STATED EXERCISE:
Print the full listing exactly.

DATA:
..............................

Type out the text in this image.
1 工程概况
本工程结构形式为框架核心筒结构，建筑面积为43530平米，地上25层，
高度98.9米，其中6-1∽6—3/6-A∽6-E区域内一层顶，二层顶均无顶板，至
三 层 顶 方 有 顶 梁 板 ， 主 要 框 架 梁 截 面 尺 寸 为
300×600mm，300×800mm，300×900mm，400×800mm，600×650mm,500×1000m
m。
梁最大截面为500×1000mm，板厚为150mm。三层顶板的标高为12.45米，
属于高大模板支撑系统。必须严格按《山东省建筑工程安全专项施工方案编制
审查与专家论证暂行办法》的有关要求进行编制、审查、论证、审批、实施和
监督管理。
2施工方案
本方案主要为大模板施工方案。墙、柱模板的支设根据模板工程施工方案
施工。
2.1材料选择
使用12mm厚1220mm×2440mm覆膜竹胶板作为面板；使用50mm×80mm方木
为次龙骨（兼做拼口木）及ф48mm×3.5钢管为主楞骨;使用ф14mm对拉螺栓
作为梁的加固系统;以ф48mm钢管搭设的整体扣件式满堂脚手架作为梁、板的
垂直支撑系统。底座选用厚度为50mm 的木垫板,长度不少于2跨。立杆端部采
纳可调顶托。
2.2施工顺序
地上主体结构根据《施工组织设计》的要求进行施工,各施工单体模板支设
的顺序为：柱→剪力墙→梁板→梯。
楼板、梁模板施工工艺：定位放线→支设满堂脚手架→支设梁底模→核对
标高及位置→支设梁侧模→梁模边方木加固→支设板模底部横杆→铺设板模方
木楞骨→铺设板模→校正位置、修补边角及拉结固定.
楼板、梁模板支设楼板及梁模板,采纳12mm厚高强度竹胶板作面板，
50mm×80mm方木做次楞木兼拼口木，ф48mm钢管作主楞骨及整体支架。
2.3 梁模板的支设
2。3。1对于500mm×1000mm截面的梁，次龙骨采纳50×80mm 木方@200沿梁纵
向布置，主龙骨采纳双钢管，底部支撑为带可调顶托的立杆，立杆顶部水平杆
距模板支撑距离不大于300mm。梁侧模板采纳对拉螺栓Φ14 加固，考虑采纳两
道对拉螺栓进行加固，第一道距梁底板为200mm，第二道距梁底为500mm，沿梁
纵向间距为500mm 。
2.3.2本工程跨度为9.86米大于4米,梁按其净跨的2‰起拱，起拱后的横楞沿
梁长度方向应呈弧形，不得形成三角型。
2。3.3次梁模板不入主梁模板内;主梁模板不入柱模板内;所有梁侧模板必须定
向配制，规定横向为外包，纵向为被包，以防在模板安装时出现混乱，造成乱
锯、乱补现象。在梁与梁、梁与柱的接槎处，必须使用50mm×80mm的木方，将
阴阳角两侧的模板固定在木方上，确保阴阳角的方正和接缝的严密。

..............................

OUTPUT OF THE EXERCISE:
Type out the text in this image.
1 工程概况
本工程结构形式为框架核心筒结构，建筑面积为43530平米，地上25层，
高度98.9米，其中6-1∽6—3/6-A∽6-E区域内一层顶，二层顶均无顶板，至
三 层 顶 方 有 顶 梁 板 ， 主 要 框 架 梁 截 面 尺 寸 为
300×600mm，300×800mm，300×900mm，400×800mm，600×650mm,500×1000m
m。
梁最大截面为500×1000mm，板厚为150mm。三层顶板的标高为12.45米，
属于高大模板支撑系统。必须严格按《山东省建筑工程安全专项施工方案编制
审查与专家论证暂行办法》的有关要求进行编制、审查、论证、审批、实施和
监督管理。
2施工方案
本方案主要为大模板施工方案。墙、柱模板的支设根据模板工程施工方案
施工。
2.1材料选择
使用12mm厚1220mm×2440mm覆膜竹胶板作为面板；使用50mm×80mm方木
为次龙骨（兼做拼口木）及ф48mm×3.5钢管为主楞骨;使用ф14mm对拉螺栓
作为梁的加固系统;以ф48mm钢管搭设的整体扣件式满堂脚手架作为梁、板的
垂直支撑系统。底座选用厚度为50mm 的木垫板,长度不少于2跨。立杆端部采
纳可调顶托。
2.2施工顺序
地上主体结构根据《施工组织设计》的要求进行施工,各施工单体模板支设
的顺序为：柱→剪力墙→梁板→梯。
楼板、梁模板施工工艺：定位放线→支设满堂脚手架→支设梁底模→核对
标高及位置→支设梁侧模→梁模边方木加固→支设板模底部横杆→铺设板模方
木楞骨→铺设板模→校正位置、修补边角及拉结固定.
楼板、梁模板支设楼板及梁模板,采纳12mm厚高强度竹胶板作面板，
50mm×80mm方木做次楞木兼拼口木，ф48mm钢管作主楞骨及整体支架。
2.3 梁模板的支设
2。3。1对于500mm×1000mm截面的梁，次龙骨采纳50×80mm 木方@200沿梁纵
向布置，主龙骨采纳双钢管，底部支撑为带可调顶托的立杆，立杆顶部水平杆
距模板支撑距离不大于300mm。梁侧模板采纳对拉螺栓Φ14 加固，考虑采纳两
道对拉螺栓进行加固，第一道距梁底板为200mm，第二道距梁底为500mm，沿梁
纵向间距为500mm 。
2.3.2本工程跨度为9.86米大于4米,梁按其净跨的2‰起拱，起拱后的横楞沿
梁长度方向应呈弧形，不得形成三角型。
2。3.3次梁模板不入主梁模板内;主梁模板不入柱模板内;所有梁侧模板必须定
向配制，规定横向为外包，纵向为被包，以防在模板安装时出现混乱，造成乱
锯、乱补现象。在梁与梁、梁与柱的接槎处，必须使用50mm×80mm的木方，将
阴阳角两侧的模板固定在木方上，确保阴阳角的方正和接缝的严密。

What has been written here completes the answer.